§ **EXERCISE TASKS**
#1 Which words or passages does the excerpt on perverts and comics below put in quotation marks? List every one.
#2 Return the part of the excerpt on perverts and comics from "Robert Crumb draws" up to and including "an absurd laugh.", copied word for word.

START EXCERPT

Of course, like every game, some people have to be losers for others to become winners. In the hot potato game of sex, the losers are called "perverts." While I'm grasping to define what distinguishes a sexual deviant instead of someone who actually performs sexual acts of a criminal nature--separating legitimate perverts from actual criminals from those who merely have atypical sexual mores. 

Consider the fact that those vague delineations are putting an American behind the bars of a Canadian prison for allegedly trafficking child pornography because of the manga he had on his laptop. And while no one likes furries, they are ultimately not harmful. What's always made the like the phrase "pervert" the least is the fact that it doesn't mean much of anything.

Alan Moore's Lost Girls, which is admittedly a high-quality pornographic work with acclaimed artistic value, forces a lot of questions to be asked before it's imported much of anywhere, for fear of making its readers into criminals (which they might not know until they're arrested). 
Robert Crumb draws sexually explicit comics which, according to Comics Alliance, "have featured scenes of bestiality and rape." I'm not familiar with his work, but he describes his work as "crazy cartoons." That's rather vague, but it gives me the opportunity to imagine comics which fall either on the side of something vulgar and legitimately offensive to me or something whimsical that disregards or utilizes social conventions on sexual imagery for an absurd laugh.

END EXCERPT
START RECORDS SHOWN

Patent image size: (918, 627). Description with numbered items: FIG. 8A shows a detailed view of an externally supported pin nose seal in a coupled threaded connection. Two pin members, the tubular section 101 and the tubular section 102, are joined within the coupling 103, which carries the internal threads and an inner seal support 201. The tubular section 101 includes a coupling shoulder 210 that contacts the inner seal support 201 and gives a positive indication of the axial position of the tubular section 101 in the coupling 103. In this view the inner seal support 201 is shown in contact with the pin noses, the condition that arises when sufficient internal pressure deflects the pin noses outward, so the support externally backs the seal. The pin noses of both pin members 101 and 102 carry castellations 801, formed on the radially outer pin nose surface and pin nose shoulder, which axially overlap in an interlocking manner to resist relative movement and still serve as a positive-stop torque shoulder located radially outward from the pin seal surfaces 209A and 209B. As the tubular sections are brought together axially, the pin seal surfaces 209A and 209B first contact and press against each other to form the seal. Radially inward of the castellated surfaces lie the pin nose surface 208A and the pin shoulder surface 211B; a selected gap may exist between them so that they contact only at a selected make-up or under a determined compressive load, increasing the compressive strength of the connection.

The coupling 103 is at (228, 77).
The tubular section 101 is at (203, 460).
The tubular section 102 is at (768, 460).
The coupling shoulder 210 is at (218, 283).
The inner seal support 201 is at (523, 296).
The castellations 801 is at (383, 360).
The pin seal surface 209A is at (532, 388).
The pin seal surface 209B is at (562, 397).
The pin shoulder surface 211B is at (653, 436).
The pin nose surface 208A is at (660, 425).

END RECORDS SHOWN

§ **ANSWERS IN ORDER**
#1
- perverts
- pervert
- have featured scenes of bestiality and rape
- crazy cartoons

#2
Robert Crumb draws sexually explicit comics which, according to Comics Alliance, "have featured scenes of bestiality and rape." I'm not familiar with his work, but he describes his work as "crazy cartoons." That's rather vague, but it gives me the opportunity to imagine comics which fall either on the side of something vulgar and legitimately offensive to me or something whimsical that disregards or utilizes social conventions on sexual imagery for an absurd laugh.